:: Problem description ::
Copy out the entries below precisely; nothing is to be omitted.

:: Given data ::
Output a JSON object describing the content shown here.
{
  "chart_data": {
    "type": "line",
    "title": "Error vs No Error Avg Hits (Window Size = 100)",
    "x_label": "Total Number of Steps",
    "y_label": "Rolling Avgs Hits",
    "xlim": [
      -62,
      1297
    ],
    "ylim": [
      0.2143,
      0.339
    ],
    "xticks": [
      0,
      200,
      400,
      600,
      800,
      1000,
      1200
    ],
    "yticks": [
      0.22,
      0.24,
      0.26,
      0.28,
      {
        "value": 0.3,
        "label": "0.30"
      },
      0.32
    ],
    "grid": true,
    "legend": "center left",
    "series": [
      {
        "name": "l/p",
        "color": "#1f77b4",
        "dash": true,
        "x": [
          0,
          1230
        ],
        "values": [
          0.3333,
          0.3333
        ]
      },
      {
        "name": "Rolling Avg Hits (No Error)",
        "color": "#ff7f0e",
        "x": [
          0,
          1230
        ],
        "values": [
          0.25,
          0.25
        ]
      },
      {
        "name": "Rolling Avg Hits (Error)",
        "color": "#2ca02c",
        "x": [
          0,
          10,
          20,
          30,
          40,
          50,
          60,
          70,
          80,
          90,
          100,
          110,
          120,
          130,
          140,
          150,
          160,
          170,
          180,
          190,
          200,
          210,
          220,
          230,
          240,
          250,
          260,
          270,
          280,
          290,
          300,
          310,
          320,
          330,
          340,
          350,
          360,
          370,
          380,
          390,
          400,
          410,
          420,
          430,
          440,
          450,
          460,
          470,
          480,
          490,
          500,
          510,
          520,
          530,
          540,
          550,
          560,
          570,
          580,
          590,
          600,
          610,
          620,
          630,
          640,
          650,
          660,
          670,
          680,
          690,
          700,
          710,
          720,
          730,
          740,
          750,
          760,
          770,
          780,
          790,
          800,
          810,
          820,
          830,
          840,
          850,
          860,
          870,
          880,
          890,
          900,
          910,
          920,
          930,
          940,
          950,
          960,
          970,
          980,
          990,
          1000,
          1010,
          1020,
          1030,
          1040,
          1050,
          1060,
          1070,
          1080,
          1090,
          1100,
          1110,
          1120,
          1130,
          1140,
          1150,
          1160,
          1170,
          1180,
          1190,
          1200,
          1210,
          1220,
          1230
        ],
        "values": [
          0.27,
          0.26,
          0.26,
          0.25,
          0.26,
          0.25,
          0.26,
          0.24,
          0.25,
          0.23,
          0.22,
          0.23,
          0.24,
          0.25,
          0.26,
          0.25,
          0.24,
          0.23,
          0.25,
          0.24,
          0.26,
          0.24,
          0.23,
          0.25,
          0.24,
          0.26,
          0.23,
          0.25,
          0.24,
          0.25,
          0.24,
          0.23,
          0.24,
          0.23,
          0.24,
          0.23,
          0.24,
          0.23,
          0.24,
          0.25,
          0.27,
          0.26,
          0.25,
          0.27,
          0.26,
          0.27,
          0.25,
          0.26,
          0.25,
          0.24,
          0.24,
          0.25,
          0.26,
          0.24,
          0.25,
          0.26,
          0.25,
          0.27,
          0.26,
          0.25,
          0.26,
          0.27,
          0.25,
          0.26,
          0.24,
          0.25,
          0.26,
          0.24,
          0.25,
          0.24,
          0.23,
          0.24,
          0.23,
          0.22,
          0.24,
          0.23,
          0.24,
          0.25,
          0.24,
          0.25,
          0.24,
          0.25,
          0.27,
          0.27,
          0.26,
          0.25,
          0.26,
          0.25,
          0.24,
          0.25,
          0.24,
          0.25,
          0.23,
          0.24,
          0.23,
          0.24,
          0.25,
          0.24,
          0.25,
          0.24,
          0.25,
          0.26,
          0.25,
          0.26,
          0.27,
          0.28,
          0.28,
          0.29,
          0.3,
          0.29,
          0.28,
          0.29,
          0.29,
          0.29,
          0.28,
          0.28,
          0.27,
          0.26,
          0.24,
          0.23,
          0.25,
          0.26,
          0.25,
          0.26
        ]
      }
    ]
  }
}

:: Full output ::
Output a JSON object describing the content shown here.
{
  "chart_data": {
    "type": "line",
    "title": "Error vs No Error Avg Hits (Window Size = 100)",
    "x_label": "Total Number of Steps",
    "y_label": "Rolling Avgs Hits",
    "xlim": [
      -62,
      1297
    ],
    "ylim": [
      0.2143,
      0.339
    ],
    "xticks": [
      0,
      200,
      400,
      600,
      800,
      1000,
      1200
    ],
    "yticks": [
      0.22,
      0.24,
      0.26,
      0.28,
      {
        "value": 0.3,
        "label": "0.30"
      },
      0.32
    ],
    "grid": true,
    "legend": "center left",
    "series": [
      {
        "name": "l/p",
        "color": "#1f77b4",
        "dash": true,
        "x": [
          0,
          1230
        ],
        "values": [
          0.3333,
          0.3333
        ]
      },
      {
        "name": "Rolling Avg Hits (No Error)",
        "color": "#ff7f0e",
        "x": [
          0,
          1230
        ],
        "values": [
          0.25,
          0.25
        ]
      },
      {
        "name": "Rolling Avg Hits (Error)",
        "color": "#2ca02c",
        "x": [
          0,
          10,
          20,
          30,
          40,
          50,
          60,
          70,
          80,
          90,
          100,
          110,
          120,
          130,
          140,
          150,
          160,
          170,
          180,
          190,
          200,
          210,
          220,
          230,
          240,
          250,
          260,
          270,
          280,
          290,
          300,
          310,
          320,
          330,
          340,
          350,
          360,
          370,
          380,
          390,
          400,
          410,
          420,
          430,
          440,
          450,
          460,
          470,
          480,
          490,
          500,
          510,
          520,
          530,
          540,
          550,
          560,
          570,
          580,
          590,
          600,
          610,
          620,
          630,
          640,
          650,
          660,
          670,
          680,
          690,
          700,
          710,
          720,
          730,
          740,
          750,
          760,
          770,
          780,
          790,
          800,
          810,
          820,
          830,
          840,
          850,
          860,
          870,
          880,
          890,
          900,
          910,
          920,
          930,
          940,
          950,
          960,
          970,
          980,
          990,
          1000,
          1010,
          1020,
          1030,
          1040,
          1050,
          1060,
          1070,
          1080,
          1090,
          1100,
          1110,
          1120,
          1130,
          1140,
          1150,
          1160,
          1170,
          1180,
          1190,
          1200,
          1210,
          1220,
          1230
        ],
        "values": [
          0.27,
          0.26,
          0.26,
          0.25,
          0.26,
          0.25,
          0.26,
          0.24,
          0.25,
          0.23,
          0.22,
          0.23,
          0.24,
          0.25,
          0.26,
          0.25,
          0.24,
          0.23,
          0.25,
          0.24,
          0.26,
          0.24,
          0.23,
          0.25,
          0.24,
          0.26,
          0.23,
          0.25,
          0.24,
          0.25,
          0.24,
          0.23,
          0.24,
          0.23,
          0.24,
          0.23,
          0.24,
          0.23,
          0.24,
          0.25,
          0.27,
          0.26,
          0.25,
          0.27,
          0.26,
          0.27,
          0.25,
          0.26,
          0.25,
          0.24,
          0.24,
          0.25,
          0.26,
          0.24,
          0.25,
          0.26,
          0.25,
          0.27,
          0.26,
          0.25,
          0.26,
          0.27,
          0.25,
          0.26,
          0.24,
          0.25,
          0.26,
          0.24,
          0.25,
          0.24,
          0.23,
          0.24,
          0.23,
          0.22,
          0.24,
          0.23,
          0.24,
          0.25,
          0.24,
          0.25,
          0.24,
          0.25,
          0.27,
          0.27,
          0.26,
          0.25,
          0.26,
          0.25,
          0.24,
          0.25,
          0.24,
          0.25,
          0.23,
          0.24,
          0.23,
          0.24,
          0.25,
          0.24,
          0.25,
          0.24,
          0.25,
          0.26,
          0.25,
          0.26,
          0.27,
          0.28,
          0.28,
          0.29,
          0.3,
          0.29,
          0.28,
          0.29,
          0.29,
          0.29,
          0.28,
          0.28,
          0.27,
          0.26,
          0.24,
          0.23,
          0.25,
          0.26,
          0.25,
          0.26
        ]
      }
    ]
  }
}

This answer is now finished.